WORK INSTRUCTIONS:
Beneath this sentence is a set of records; write each of them out exactly.

SOURCE MATERIAL:
%%

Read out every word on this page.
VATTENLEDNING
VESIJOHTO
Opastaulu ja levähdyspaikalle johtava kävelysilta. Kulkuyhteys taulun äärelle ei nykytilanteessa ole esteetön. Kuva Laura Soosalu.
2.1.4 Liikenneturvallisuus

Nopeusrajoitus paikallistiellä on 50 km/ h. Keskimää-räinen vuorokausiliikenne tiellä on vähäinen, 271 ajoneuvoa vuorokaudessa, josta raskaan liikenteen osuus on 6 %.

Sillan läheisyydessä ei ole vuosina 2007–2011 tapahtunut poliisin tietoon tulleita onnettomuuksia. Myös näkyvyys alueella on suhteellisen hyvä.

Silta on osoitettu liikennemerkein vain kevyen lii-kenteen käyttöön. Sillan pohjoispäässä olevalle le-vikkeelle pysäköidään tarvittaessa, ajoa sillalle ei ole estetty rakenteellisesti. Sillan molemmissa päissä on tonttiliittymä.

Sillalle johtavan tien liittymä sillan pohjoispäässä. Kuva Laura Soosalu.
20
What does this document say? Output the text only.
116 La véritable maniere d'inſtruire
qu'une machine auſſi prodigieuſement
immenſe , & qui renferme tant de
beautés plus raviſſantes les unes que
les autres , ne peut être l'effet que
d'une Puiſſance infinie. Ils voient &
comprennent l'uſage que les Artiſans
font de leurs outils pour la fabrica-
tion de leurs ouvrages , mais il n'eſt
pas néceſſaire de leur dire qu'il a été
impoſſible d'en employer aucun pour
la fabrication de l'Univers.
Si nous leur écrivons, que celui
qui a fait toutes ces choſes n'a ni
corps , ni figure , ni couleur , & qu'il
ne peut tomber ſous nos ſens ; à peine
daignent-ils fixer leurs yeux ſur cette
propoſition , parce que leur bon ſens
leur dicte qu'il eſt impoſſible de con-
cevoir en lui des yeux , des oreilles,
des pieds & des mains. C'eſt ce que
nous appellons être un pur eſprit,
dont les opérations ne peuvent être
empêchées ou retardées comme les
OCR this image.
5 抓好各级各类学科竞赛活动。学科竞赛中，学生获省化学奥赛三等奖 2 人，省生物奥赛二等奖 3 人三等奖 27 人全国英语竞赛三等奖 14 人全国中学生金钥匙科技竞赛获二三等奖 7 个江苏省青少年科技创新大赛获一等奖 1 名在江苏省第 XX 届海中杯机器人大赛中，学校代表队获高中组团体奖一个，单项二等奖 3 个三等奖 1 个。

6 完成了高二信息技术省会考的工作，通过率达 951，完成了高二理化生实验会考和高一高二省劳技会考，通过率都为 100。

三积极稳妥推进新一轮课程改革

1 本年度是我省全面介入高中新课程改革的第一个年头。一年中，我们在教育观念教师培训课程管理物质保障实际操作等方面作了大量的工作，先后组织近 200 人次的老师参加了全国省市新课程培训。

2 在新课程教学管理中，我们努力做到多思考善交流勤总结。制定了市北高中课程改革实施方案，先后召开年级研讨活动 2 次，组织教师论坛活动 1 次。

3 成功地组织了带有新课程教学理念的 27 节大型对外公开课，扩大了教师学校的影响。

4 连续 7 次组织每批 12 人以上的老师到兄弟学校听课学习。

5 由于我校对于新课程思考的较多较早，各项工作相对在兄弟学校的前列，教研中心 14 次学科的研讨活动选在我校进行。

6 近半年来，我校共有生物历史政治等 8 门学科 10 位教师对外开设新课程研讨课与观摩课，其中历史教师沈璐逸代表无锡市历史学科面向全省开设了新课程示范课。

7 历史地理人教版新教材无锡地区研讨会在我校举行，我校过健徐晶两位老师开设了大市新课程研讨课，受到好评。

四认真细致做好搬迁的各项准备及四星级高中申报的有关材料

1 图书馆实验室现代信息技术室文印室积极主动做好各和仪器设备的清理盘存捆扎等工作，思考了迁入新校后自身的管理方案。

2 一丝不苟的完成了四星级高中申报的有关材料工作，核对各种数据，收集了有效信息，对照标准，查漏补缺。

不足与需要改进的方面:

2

%%

SOLUTION FOR THIS PROBLEM:
Read out every word on this page.
VATTENLEDNING
VESIJOHTO
Opastaulu ja levähdyspaikalle johtava kävelysilta. Kulkuyhteys taulun äärelle ei nykytilanteessa ole esteetön. Kuva Laura Soosalu.
2.1.4 Liikenneturvallisuus

Nopeusrajoitus paikallistiellä on 50 km/ h. Keskimää-räinen vuorokausiliikenne tiellä on vähäinen, 271 ajoneuvoa vuorokaudessa, josta raskaan liikenteen osuus on 6 %.

Sillan läheisyydessä ei ole vuosina 2007–2011 tapahtunut poliisin tietoon tulleita onnettomuuksia. Myös näkyvyys alueella on suhteellisen hyvä.

Silta on osoitettu liikennemerkein vain kevyen lii-kenteen käyttöön. Sillan pohjoispäässä olevalle le-vikkeelle pysäköidään tarvittaessa, ajoa sillalle ei ole estetty rakenteellisesti. Sillan molemmissa päissä on tonttiliittymä.

Sillalle johtavan tien liittymä sillan pohjoispäässä. Kuva Laura Soosalu.
20
What does this document say? Output the text only.
116 La véritable maniere d'inſtruire
qu'une machine auſſi prodigieuſement
immenſe , & qui renferme tant de
beautés plus raviſſantes les unes que
les autres , ne peut être l'effet que
d'une Puiſſance infinie. Ils voient &
comprennent l'uſage que les Artiſans
font de leurs outils pour la fabrica-
tion de leurs ouvrages , mais il n'eſt
pas néceſſaire de leur dire qu'il a été
impoſſible d'en employer aucun pour
la fabrication de l'Univers.
Si nous leur écrivons, que celui
qui a fait toutes ces choſes n'a ni
corps , ni figure , ni couleur , & qu'il
ne peut tomber ſous nos ſens ; à peine
daignent-ils fixer leurs yeux ſur cette
propoſition , parce que leur bon ſens
leur dicte qu'il eſt impoſſible de con-
cevoir en lui des yeux , des oreilles,
des pieds & des mains. C'eſt ce que
nous appellons être un pur eſprit,
dont les opérations ne peuvent être
empêchées ou retardées comme les
OCR this image.
5 抓好各级各类学科竞赛活动。学科竞赛中，学生获省化学奥赛三等奖 2 人，省生物奥赛二等奖 3 人三等奖 27 人全国英语竞赛三等奖 14 人全国中学生金钥匙科技竞赛获二三等奖 7 个江苏省青少年科技创新大赛获一等奖 1 名在江苏省第 XX 届海中杯机器人大赛中，学校代表队获高中组团体奖一个，单项二等奖 3 个三等奖 1 个。

6 完成了高二信息技术省会考的工作，通过率达 951，完成了高二理化生实验会考和高一高二省劳技会考，通过率都为 100。

三积极稳妥推进新一轮课程改革

1 本年度是我省全面介入高中新课程改革的第一个年头。一年中，我们在教育观念教师培训课程管理物质保障实际操作等方面作了大量的工作，先后组织近 200 人次的老师参加了全国省市新课程培训。

2 在新课程教学管理中，我们努力做到多思考善交流勤总结。制定了市北高中课程改革实施方案，先后召开年级研讨活动 2 次，组织教师论坛活动 1 次。

3 成功地组织了带有新课程教学理念的 27 节大型对外公开课，扩大了教师学校的影响。

4 连续 7 次组织每批 12 人以上的老师到兄弟学校听课学习。

5 由于我校对于新课程思考的较多较早，各项工作相对在兄弟学校的前列，教研中心 14 次学科的研讨活动选在我校进行。

6 近半年来，我校共有生物历史政治等 8 门学科 10 位教师对外开设新课程研讨课与观摩课，其中历史教师沈璐逸代表无锡市历史学科面向全省开设了新课程示范课。

7 历史地理人教版新教材无锡地区研讨会在我校举行，我校过健徐晶两位老师开设了大市新课程研讨课，受到好评。

四认真细致做好搬迁的各项准备及四星级高中申报的有关材料

1 图书馆实验室现代信息技术室文印室积极主动做好各和仪器设备的清理盘存捆扎等工作，思考了迁入新校后自身的管理方案。

2 一丝不苟的完成了四星级高中申报的有关材料工作，核对各种数据，收集了有效信息，对照标准，查漏补缺。

不足与需要改进的方面:

2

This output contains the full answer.